WRITTEN TASK » Copy out all lines that hold "information".

Extracted data entries »
▬▬▬▬▬▬▬▬▬▬
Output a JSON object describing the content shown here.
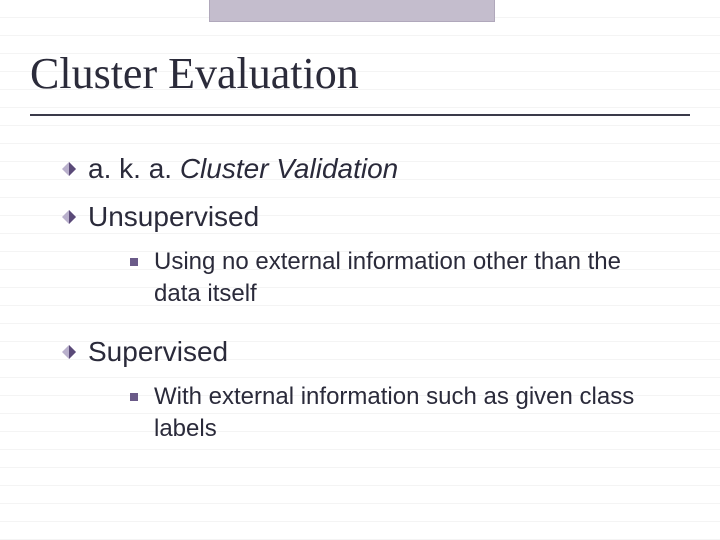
{
  "title": "Cluster Evaluation",
  "icons": {
    "diamond": "diamond-bullet-icon",
    "square": "square-bullet-icon"
  },
  "colors": {
    "diamond_dark": "#5a4a78",
    "diamond_light": "#b9b0cc",
    "square": "#6a5a88",
    "title_rule": "#3a3a4a",
    "topbar": "#c4bdcd"
  },
  "bullets": [
    {
      "prefix": "a. k. a. ",
      "italic": "Cluster Validation",
      "sub": []
    },
    {
      "prefix": "Unsupervised",
      "italic": "",
      "sub": [
        "Using no external information other than the data itself"
      ]
    },
    {
      "prefix": "Supervised",
      "italic": "",
      "sub": [
        "With external information such as given class labels"
      ]
    }
  ]
}
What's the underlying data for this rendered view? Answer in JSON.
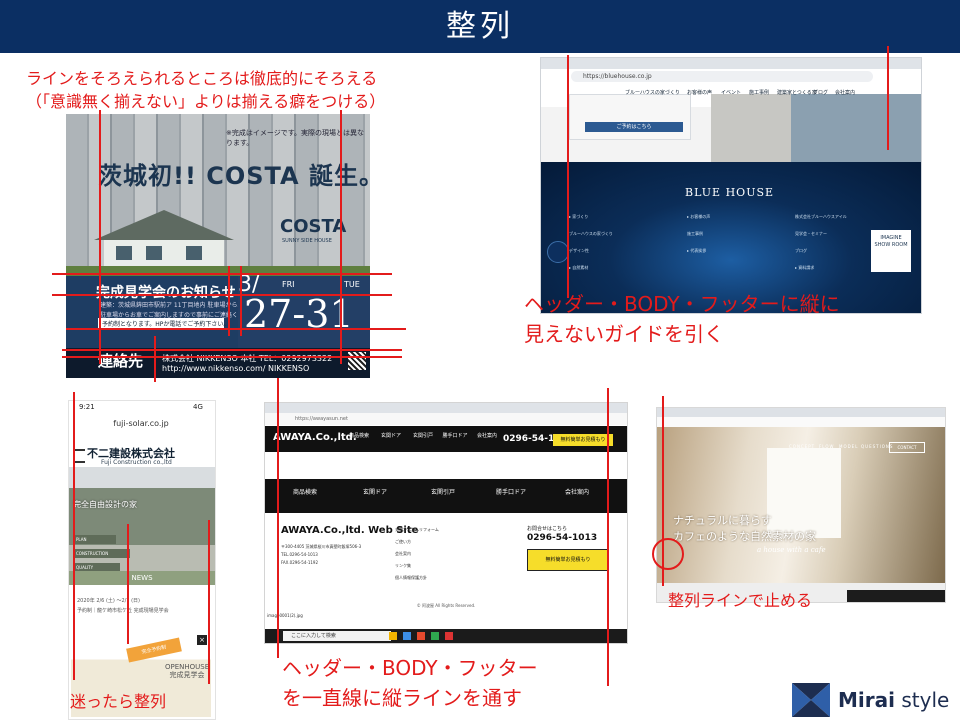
{
  "page": {
    "title": "整列",
    "colors": {
      "header_bg": "#0b2f63",
      "annotation_red": "#e31b1b",
      "brand_navy": "#1d2d50"
    }
  },
  "notes": {
    "top_left_line1": "ラインをそろえられるところは徹底的にそろえる",
    "top_left_line2": "（「意識無く揃えない」よりは揃える癖をつける）",
    "right_line1": "ヘッダー・BODY・フッターに縦に",
    "right_line2": "見えないガイドを引く",
    "bottom_center_line1": "ヘッダー・BODY・フッター",
    "bottom_center_line2": "を一直線に縦ラインを通す",
    "bottom_right": "整列ラインで止める",
    "bottom_left": "迷ったら整列"
  },
  "costa": {
    "note": "※完成はイメージです。実際の現場とは異なります。",
    "headline": "茨城初!! COSTA 誕生。",
    "brand": "COSTA",
    "brand_sub": "SUNNY SIDE HOUSE",
    "event_title": "完成見学会のお知らせ",
    "body_line1": "建築：茨城県鉾田市駅前ア 11丁目地内 駐車場から車で 10分",
    "body_line2": "駐車場からお車でご案内しますので事前にご連絡ください",
    "body_line3": "※駐車場完備です",
    "box_text": "予約制となります。HPか電話でご予約下さい。",
    "month": "3/",
    "day_fri": "FRI",
    "day_tue": "TUE",
    "dates": "27-31",
    "contact_label": "連絡先",
    "contact_text": "株式会社 NIKKENSO 本社  TEL：0292973322",
    "contact_url": "http://www.nikkenso.com/  NIKKENSO"
  },
  "bluehouse": {
    "url": "https://bluehouse.co.jp",
    "nav": [
      "ブルーハウスの家づくり",
      "お客様の声",
      "イベント",
      "施工事例",
      "建築家とつくる家",
      "ブログ",
      "会社案内"
    ],
    "reserve": "ご予約はこちら",
    "brand": "BLUE  HOUSE",
    "col1": [
      "▸ 家づくり",
      "ブルーハウスの家づくり",
      "デザイン性",
      "▸ 自然素材"
    ],
    "col2": [
      "▸ お客様の声",
      "施工事例",
      "▸ 代表挨拶"
    ],
    "col3": [
      "株式会社ブルーハウスアイル",
      "見学会・セミナー",
      "ブログ",
      "▸ 資料請求",
      "▸ 社長ブログ"
    ],
    "show_room": "IMAGINE SHOW ROOM"
  },
  "fuji": {
    "time": "9:21",
    "signal": "4G",
    "url": "fuji-solar.co.jp",
    "company": "不二建設株式会社",
    "company_en": "Fuji Construction co.,ltd",
    "photo_title": "完全自由設計の家",
    "tags": [
      "PLAN",
      "CONSTRUCTION",
      "QUALITY"
    ],
    "news_label": "NEWS",
    "news_line1": "2020年 2/6 (土) ～2/7 (日)",
    "news_line2": "予約制｜龍ケ崎市松ケ丘 完成現場見学会",
    "badge": "完全予約制",
    "openhouse": "OPENHOUSE 完成見学会"
  },
  "awaya": {
    "url": "https://awayasun.net",
    "logo": "AWAYA.Co.,ltd.",
    "menu": [
      "商品検索",
      "玄関ドア",
      "玄関引戸",
      "勝手口ドア",
      "会社案内"
    ],
    "phone": "0296-54-1013",
    "estimate": "無料簡単お見積もり",
    "band": [
      "商品検索",
      "玄関ドア",
      "玄関引戸",
      "勝手口ドア",
      "会社案内"
    ],
    "footer_logo": "AWAYA.Co.,ltd. Web Site",
    "address": "〒300-4405 茨城県桜川市真壁町飯塚506-3",
    "tel": "TEL.0296-54-1013",
    "fax": "FAX.0296-54-1192",
    "links": [
      "玄関かんたんリフォーム",
      "ご使い方",
      "会社案内",
      "リンク集",
      "個人情報保護方針"
    ],
    "contact": "お問合せはこちら",
    "copyright": "© 阿波屋 All Rights Reserved.",
    "download": "image0001(2).jpg",
    "search": "ここに入力して検索"
  },
  "natural": {
    "nav": [
      "CONCEPT",
      "FLOW",
      "MODEL",
      "QUESTIONS"
    ],
    "contact": "CONTACT",
    "copy1": "ナチュラルに暮らす",
    "copy2": "カフェのような自然素材の家",
    "copy3": "a house with a cafe"
  },
  "logo": {
    "name_bold": "Mirai",
    "name_regular": " style"
  }
}
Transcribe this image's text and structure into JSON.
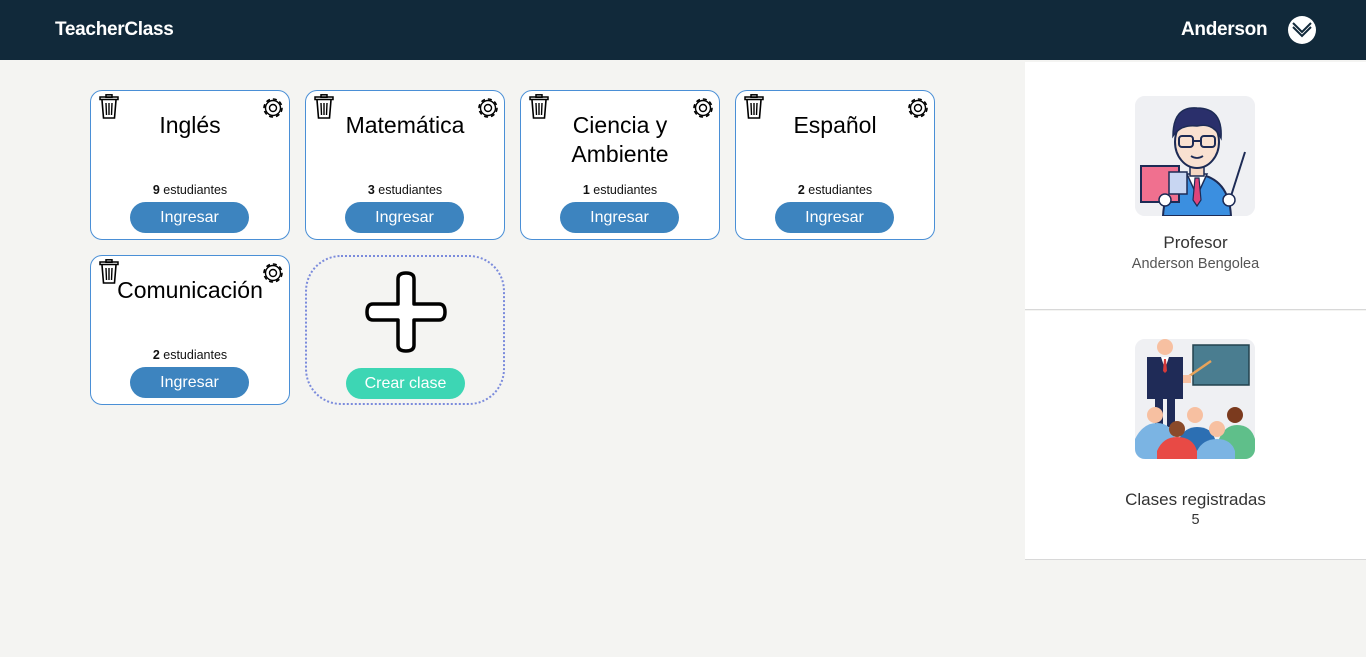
{
  "app": {
    "brand": "TeacherClass",
    "user_name": "Anderson"
  },
  "classes": [
    {
      "title": "Inglés",
      "count": "9",
      "count_label": "estudiantes",
      "button": "Ingresar"
    },
    {
      "title": "Matemática",
      "count": "3",
      "count_label": "estudiantes",
      "button": "Ingresar"
    },
    {
      "title": "Ciencia y Ambiente",
      "count": "1",
      "count_label": "estudiantes",
      "button": "Ingresar"
    },
    {
      "title": "Español",
      "count": "2",
      "count_label": "estudiantes",
      "button": "Ingresar"
    },
    {
      "title": "Comunicación",
      "count": "2",
      "count_label": "estudiantes",
      "button": "Ingresar"
    }
  ],
  "create": {
    "button": "Crear clase"
  },
  "profile": {
    "role": "Profesor",
    "name": "Anderson Bengolea"
  },
  "stats": {
    "label": "Clases registradas",
    "value": "5"
  },
  "colors": {
    "topbar": "#11293a",
    "primary_button": "#3d84bf",
    "create_button": "#3dd6b4",
    "card_border": "#4a8fd6"
  },
  "icons": {
    "delete": "trash-icon",
    "settings": "gear-icon",
    "menu": "chevron-down-icon",
    "add": "plus-icon"
  }
}
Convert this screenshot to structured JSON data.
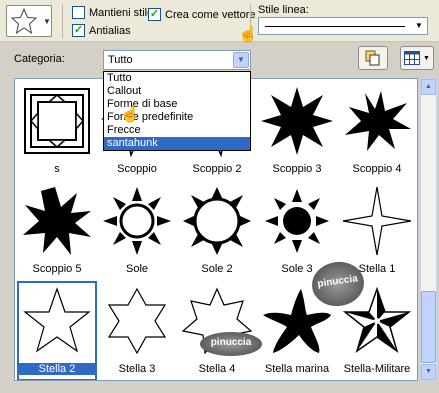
{
  "toolbar": {
    "mantieni_stile": "Mantieni stile",
    "antialias": "Antialias",
    "crea_come_vettore": "Crea come vettore",
    "stile_linea_label": "Stile linea:"
  },
  "categoria": {
    "label": "Categoria:",
    "selected": "Tutto",
    "options": [
      "Tutto",
      "Callout",
      "Forme di base",
      "Forme predefinite",
      "Frecce",
      "santahunk"
    ],
    "highlighted_index": 5
  },
  "shapes": [
    {
      "label": "s"
    },
    {
      "label": "Scoppio"
    },
    {
      "label": "Scoppio 2"
    },
    {
      "label": "Scoppio 3"
    },
    {
      "label": "Scoppio 4"
    },
    {
      "label": "Scoppio 5"
    },
    {
      "label": "Sole"
    },
    {
      "label": "Sole 2"
    },
    {
      "label": "Sole 3"
    },
    {
      "label": "Stella 1"
    },
    {
      "label": "Stella 2"
    },
    {
      "label": "Stella 3"
    },
    {
      "label": "Stella 4"
    },
    {
      "label": "Stella marina"
    },
    {
      "label": "Stella-Militare"
    }
  ],
  "selected_shape": "Stella 2",
  "watermark": "pinuccia",
  "colors": {
    "selection": "#316ac5",
    "checkbox_check": "#21a121"
  }
}
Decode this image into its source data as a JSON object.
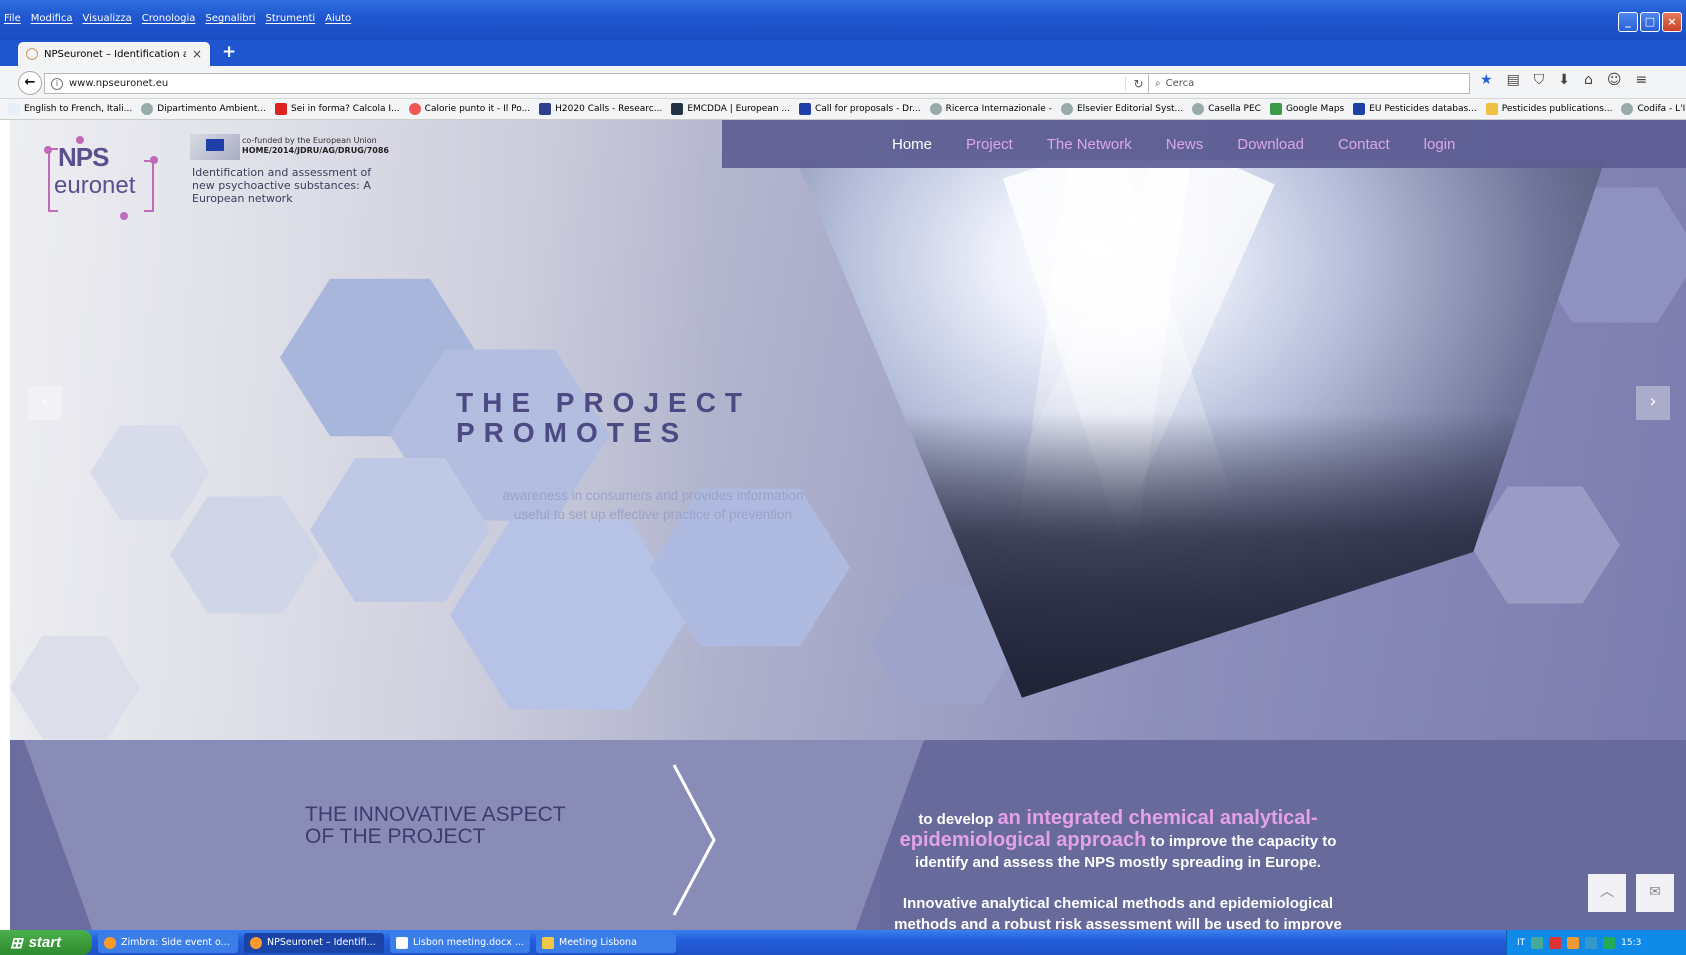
{
  "menu": [
    "File",
    "Modifica",
    "Visualizza",
    "Cronologia",
    "Segnalibri",
    "Strumenti",
    "Aiuto"
  ],
  "tab": {
    "title": "NPSeuronet – Identification a..."
  },
  "address": {
    "url": "www.npseuronet.eu"
  },
  "search": {
    "placeholder": "Cerca"
  },
  "bookmarks": [
    "English to French, Itali...",
    "Dipartimento Ambient...",
    "Sei in forma? Calcola I...",
    "Calorie punto it - Il Po...",
    "H2020 Calls - Researc...",
    "EMCDDA | European ...",
    "Call for proposals - Dr...",
    "Ricerca Internazionale -",
    "Elsevier Editorial Syst...",
    "Casella PEC",
    "Google Maps",
    "EU Pesticides databas...",
    "Pesticides publications...",
    "Codifa - L'Informatore..."
  ],
  "site": {
    "logo_line1": "NPS",
    "logo_line2": "euronet",
    "eu_cofunded": "co-funded by the European Union",
    "eu_code": "HOME/2014/JDRU/AG/DRUG/7086",
    "tagline": "Identification and assessment of new psychoactive substances: A European network",
    "nav": [
      "Home",
      "Project",
      "The Network",
      "News",
      "Download",
      "Contact",
      "login"
    ]
  },
  "slide": {
    "title_line1": "THE PROJECT",
    "title_line2": "PROMOTES",
    "text": "awareness in consumers and provides information useful to set up effective practice of prevention"
  },
  "innovation": {
    "heading_line1": "THE INNOVATIVE ASPECT",
    "heading_line2": "OF THE PROJECT",
    "pre": "to develop",
    "highlight": "an integrated chemical analytical-epidemiological approach",
    "post": "to improve the capacity to identify and assess the NPS mostly spreading in Europe.",
    "para2": "Innovative analytical chemical methods and epidemiological methods and a robust risk assessment will be used to improve"
  },
  "taskbar": {
    "start": "start",
    "tasks": [
      "Zimbra: Side event o...",
      "NPSeuronet – Identifi...",
      "Lisbon meeting.docx ...",
      "Meeting Lisbona"
    ],
    "lang": "IT",
    "clock": "15:3"
  },
  "colors": {
    "accent_purple": "#5c5c92",
    "nav_link": "#d9a8e6",
    "highlight": "#e3a2e8"
  }
}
▬▬▬▬▬▬▬▬▬▬
SOLUTION TO THE EXERCISE »
        "Using no external information other than the data itself"
        "With external information such as given class labels"
    "text": "awareness in consumers and provides information useful to set up effective practice of prevention"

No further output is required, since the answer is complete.